Görevler -
**1.** Êzidî soykırımı üzerine metinde "IŞİD Suçları ve" ile başlayıp "birliği yapılmasını gerektirir." ile biten kısmı, "Soykırım Sözleşmesi’ne" adını "1948 Soykırım Sözleşmesi’ne" olarak değiştirip yeniden verir misin?
**2.** Êzidî soykırımı üzerine metni son cümlesinden sonra sürdürür müsün?

Verilen metin -
• • • • • • •

Soykırım, Adalet ve Ahmed el-Şaraa
IŞİD’in Êzidî nüfusa yönelik saldırıları, Birleşmiş Milletler İnsan Hakları Konseyi’ne bağlı Suriye Arap Cumhuriyeti Bağımsız Uluslararası Soruşturma Komisyonu (IICISAR) tarafından hukuken soykırım, insanlığa karşı suçlar ve savaş suçları olarak nitelendirilmiştir. Komisyon, 2016 tarihli “‘They came to destroy’: ISIS Crimes Against the Yazidis” başlıklı tematik raporunda, IŞİD’in Êzidîleri dinî bir grup olarak kasten hedef aldığını, erkekleri ve erkek çocuklarını öldürdüğünü, kadın ve kız çocuklarını köleleştirme ve cinsel şiddete maruz bıraktığını, çocukları zorla transfer ettiğini ve grubun fiziksel imhasını gerçekleştirecek yaşam koşulları dayattığını tespit etmiştir.¹ 1948 Soykırım Sözleşmesi’nin II. maddesi uyarınca bu fiiller, korunan bir grubu kısmen veya tamamen yok etmeye yönelik özel kast dahil olmak üzere, soykırım tanımının tüm unsurlarını karşılamaktadır. Aynı rapor ve Komisyon’un sonraki çıktıları, IŞİD’in eylemlerini insanlığa karşı suçlar ve savaş suçları olarak da nitelendirerek, Êzidî sivil nüfusa yönelik saldırının yaygın ve sistematik niteliğinin altını çizer. ¹¹
On yıl sonra çarpıcı bir paradoks ortaya çıkmaktadır: Eski savaşçı adıyla Ebu Muhammed el-Colani olarak bilinen, Irak ve Suriye’de uzun yıllar cihatçı örgütlerde komutanlık yapmış Ahmed el-Şaraa, Suriye’nin geçiş dönemi başkanı olarak Beyaz Saray’da kabul edilmektedir.⁴ Bu gelişme, uluslararası hukuk açısından temel bir soruyu gündeme getirir: Soykırımın gerçekleştiği aynı coğrafyada, kırım üreten bir ağdan çıkan bir aktör siyaseten rehabilite edildiğinde, devletler buna nasıl yanıt vermelidir?
IŞİD Suçları ve Devlet Yükümlülükleri
IICISAR’ın bulgularının hukuki sonuçları açıktır. Soykırım Sözleşmesi’ne taraf devletlerin, soykırımı nerede gerçekleşirse gerçekleşsin önleme ve cezalandırma yükümlülüğü vardır. Bu yükümlülük yalnızca kendi topraklarıyla sınırlı değildir; devletin bildiği veya bilmesi gerektiği ciddi bir soykırım riski ortaya çıktığı her durumda devreye girer. Uygun iç hukuk düzenlemelerinin benimsenmesini, yetki alanları içindeki şüphelilerin soruşturulup kovuşturulmasını ve uluslararası soruşturma organlarıyla iş birliği yapılmasını gerektirir.

• • • • • • •

Sağlanan veriler -
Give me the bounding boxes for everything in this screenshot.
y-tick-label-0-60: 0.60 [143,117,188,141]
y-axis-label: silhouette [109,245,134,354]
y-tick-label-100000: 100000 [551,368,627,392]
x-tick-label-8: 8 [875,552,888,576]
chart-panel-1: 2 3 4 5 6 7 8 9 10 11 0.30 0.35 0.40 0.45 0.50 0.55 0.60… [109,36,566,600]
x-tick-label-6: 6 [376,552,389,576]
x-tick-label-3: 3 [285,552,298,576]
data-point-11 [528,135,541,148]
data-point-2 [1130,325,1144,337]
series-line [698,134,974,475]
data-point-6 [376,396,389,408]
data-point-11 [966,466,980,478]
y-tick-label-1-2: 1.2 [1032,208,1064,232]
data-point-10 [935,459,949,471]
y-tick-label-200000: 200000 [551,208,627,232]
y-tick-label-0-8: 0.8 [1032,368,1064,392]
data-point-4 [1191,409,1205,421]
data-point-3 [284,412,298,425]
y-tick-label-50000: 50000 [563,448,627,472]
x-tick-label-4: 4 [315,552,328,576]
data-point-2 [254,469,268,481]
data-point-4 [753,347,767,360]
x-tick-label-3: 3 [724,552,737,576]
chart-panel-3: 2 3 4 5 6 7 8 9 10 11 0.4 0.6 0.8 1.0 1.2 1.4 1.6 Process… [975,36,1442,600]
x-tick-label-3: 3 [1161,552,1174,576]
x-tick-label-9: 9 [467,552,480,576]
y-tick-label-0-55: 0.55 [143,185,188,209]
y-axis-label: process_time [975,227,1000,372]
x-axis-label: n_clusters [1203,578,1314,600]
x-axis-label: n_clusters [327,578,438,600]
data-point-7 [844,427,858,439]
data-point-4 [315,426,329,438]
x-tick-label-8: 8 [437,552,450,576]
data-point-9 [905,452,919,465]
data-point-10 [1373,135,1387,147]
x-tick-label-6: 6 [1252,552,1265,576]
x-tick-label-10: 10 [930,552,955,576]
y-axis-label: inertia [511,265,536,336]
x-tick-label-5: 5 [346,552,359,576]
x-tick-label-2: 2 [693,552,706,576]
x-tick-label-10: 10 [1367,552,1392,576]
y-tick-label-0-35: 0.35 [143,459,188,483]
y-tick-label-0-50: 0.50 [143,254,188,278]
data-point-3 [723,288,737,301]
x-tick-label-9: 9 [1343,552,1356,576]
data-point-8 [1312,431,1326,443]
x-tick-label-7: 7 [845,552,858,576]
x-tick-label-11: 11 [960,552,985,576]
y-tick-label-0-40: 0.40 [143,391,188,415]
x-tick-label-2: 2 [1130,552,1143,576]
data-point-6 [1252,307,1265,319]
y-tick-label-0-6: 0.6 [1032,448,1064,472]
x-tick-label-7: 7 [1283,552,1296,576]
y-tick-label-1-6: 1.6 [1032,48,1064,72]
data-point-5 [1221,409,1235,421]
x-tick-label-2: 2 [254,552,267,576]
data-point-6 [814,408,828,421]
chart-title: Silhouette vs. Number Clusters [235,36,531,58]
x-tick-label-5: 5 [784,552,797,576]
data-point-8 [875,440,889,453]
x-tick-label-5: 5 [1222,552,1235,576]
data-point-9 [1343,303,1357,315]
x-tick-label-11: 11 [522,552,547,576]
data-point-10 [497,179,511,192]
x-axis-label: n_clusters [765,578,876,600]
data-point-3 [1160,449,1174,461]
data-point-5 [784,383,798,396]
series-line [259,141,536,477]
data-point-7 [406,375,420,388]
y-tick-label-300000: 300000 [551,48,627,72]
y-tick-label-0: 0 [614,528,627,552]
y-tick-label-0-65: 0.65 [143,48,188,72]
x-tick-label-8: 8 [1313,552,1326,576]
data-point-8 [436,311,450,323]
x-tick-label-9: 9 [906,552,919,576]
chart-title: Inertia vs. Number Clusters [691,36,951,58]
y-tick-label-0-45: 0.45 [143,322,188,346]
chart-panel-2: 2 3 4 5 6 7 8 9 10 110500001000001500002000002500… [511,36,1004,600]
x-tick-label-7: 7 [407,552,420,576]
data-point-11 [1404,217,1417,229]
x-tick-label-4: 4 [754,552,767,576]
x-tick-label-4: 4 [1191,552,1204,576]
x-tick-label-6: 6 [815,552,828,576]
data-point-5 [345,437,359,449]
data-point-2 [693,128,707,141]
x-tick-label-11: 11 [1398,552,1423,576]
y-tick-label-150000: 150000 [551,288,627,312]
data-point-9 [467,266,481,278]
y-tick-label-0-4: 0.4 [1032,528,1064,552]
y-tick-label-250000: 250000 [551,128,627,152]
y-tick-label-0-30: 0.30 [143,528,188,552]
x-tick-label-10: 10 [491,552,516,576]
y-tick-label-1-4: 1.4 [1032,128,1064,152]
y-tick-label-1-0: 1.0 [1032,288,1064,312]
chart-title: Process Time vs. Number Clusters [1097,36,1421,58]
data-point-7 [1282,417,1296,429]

• • • • • • •

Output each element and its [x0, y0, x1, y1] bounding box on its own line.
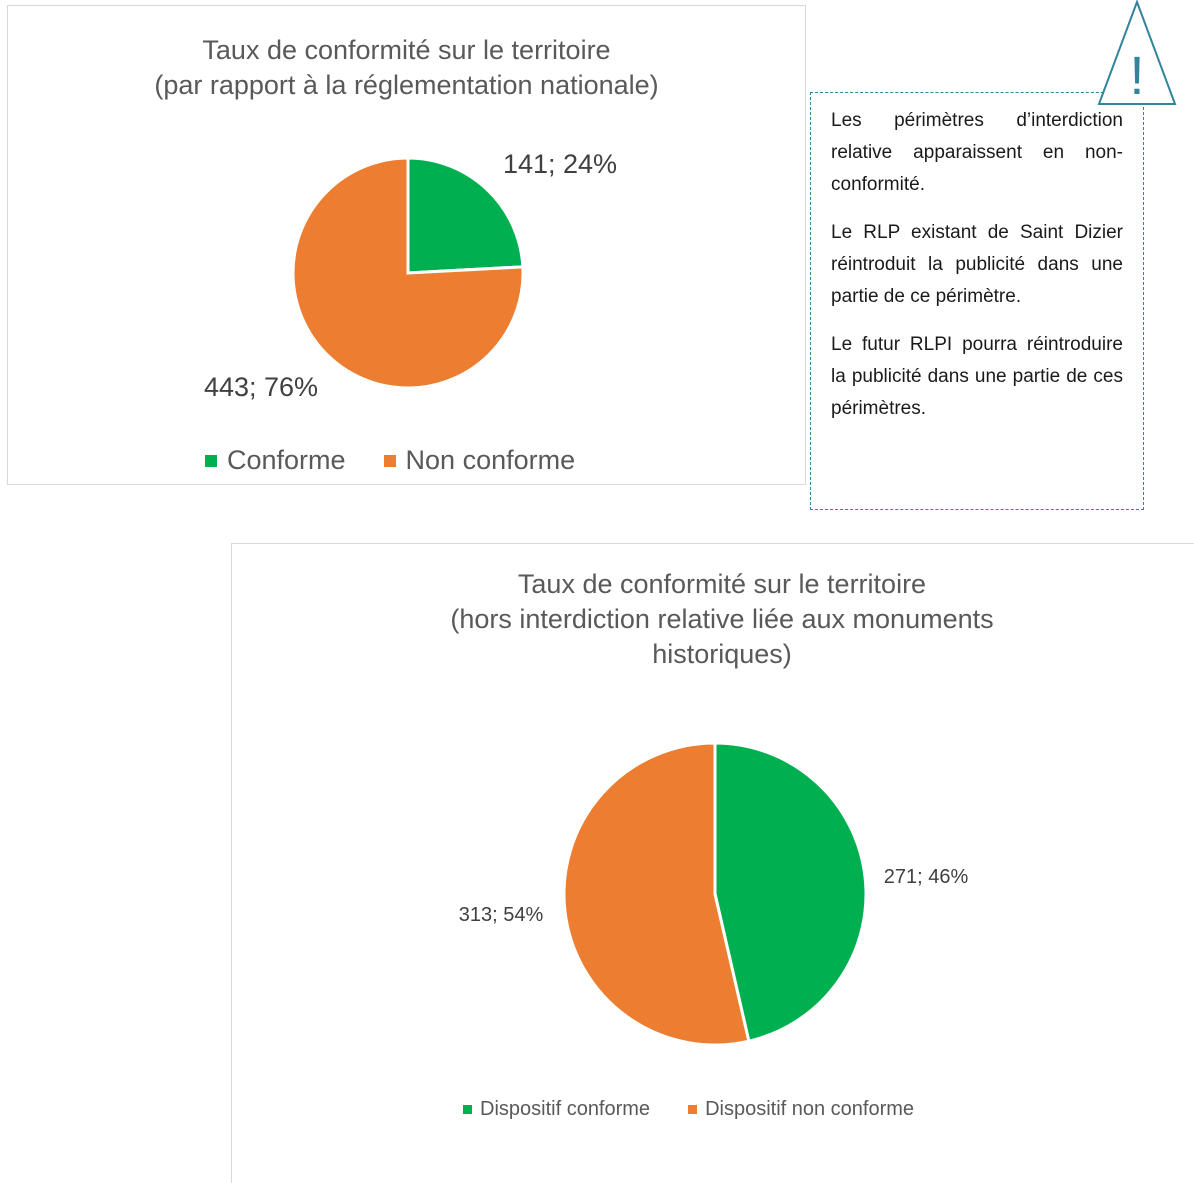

• • • • • • •

Beklenen yanıtlar -
**1.**
IŞİD Suçları ve Devlet Yükümlülükleri
IICISAR’ın bulgularının hukuki sonuçları açıktır. 1948 Soykırım Sözleşmesi’ne taraf devletlerin, soykırımı nerede gerçekleşirse gerçekleşsin önleme ve cezalandırma yükümlülüğü vardır. Bu yükümlülük yalnızca kendi topraklarıyla sınırlı değildir; devletin bildiği veya bilmesi gerektiği ciddi bir soykırım riski ortaya çıktığı her durumda devreye girer. Uygun iç hukuk düzenlemelerinin benimsenmesini, yetki alanları içindeki şüphelilerin soruşturulup kovuşturulmasını ve uluslararası soruşturma organlarıyla iş birliği yapılmasını gerektirir.

**2.**
Komisyon, 2016 yılında, Suriye ve Irak üzerinde yargı yetkisine sahip uluslararası bir ceza mahkemesinin bulunmadığı koşullarda “Suriye’de işlenen suçların mağdurları için hesap verebilirlik açısından tek yolun ulusal kovuşturmalar olduğunu” özellikle vurgulamış ve devletleri soykırım, insanlığa karşı suçlar ve savaş suçlarına ilişkin ulusal yasalarını tam kapasiteyle kullanmaya çağırmıştır.¹ Benzer yükümlülükler, Cenevre Sözleşmeleri ve ağır ihlallere ilişkin teamüli uluslararası hukuk çerçevesinde de ortaya çıkar: Devletler, bu suçları işlediği iddia edilen kişileri aramak ve ya yargılamak ya da yetkili bir yargı merciine iade etmek zorundadır.
Bu yükümlülüklerin olumsuz (negatif) bir boyutu da vardır. Devletler, öngörülebilir biçimde soykırım ve diğer çekirdek uluslararası suçlar bakımından cezasızlığa katkıda bulunabilecek fiillerden kaçınmak zorundadır. Buna, iddia edilen failleri soruşturmadan korumak, delil toplama süreçlerini engellemek veya fiilen hesap verebilirliği işlevsizleştiren siyasi koruma sağlamak da dahildir.
Ulusal Kovuşturmalar ve BM Soruşturma Mekanizmaları
Son yıllarda ulusal mahkemeler, bu yükümlülüklerin uygulanmasında kilit mekanizmalar haline gelmiştir. Aralık 2024’te Lahey Bölge Mahkemesi, Hollanda vatandaşı Hasan Aarab’ı Rakka’da bir Êzidî kadını köleleştirdiği için on yıl hapis cezasına mahkûm etmiştir.² JusticeInfo’nun aktardığı üzere mahkeme, bu fiilleri insanlığa karşı suç olarak nitelendirmiş ve bunları IŞİD’in Êzidîlere yönelik daha geniş saldırısıyla açıkça ilişkilendirmiştir.² Bu karar, ulusal yargı mercilerinin IŞİD’in ihlallerini basit bir “terörizm” kategorisiyle sınırlamayıp çekirdek uluslararası suçlar olarak ele alabildiğini ve alabildiğini göstermektedir.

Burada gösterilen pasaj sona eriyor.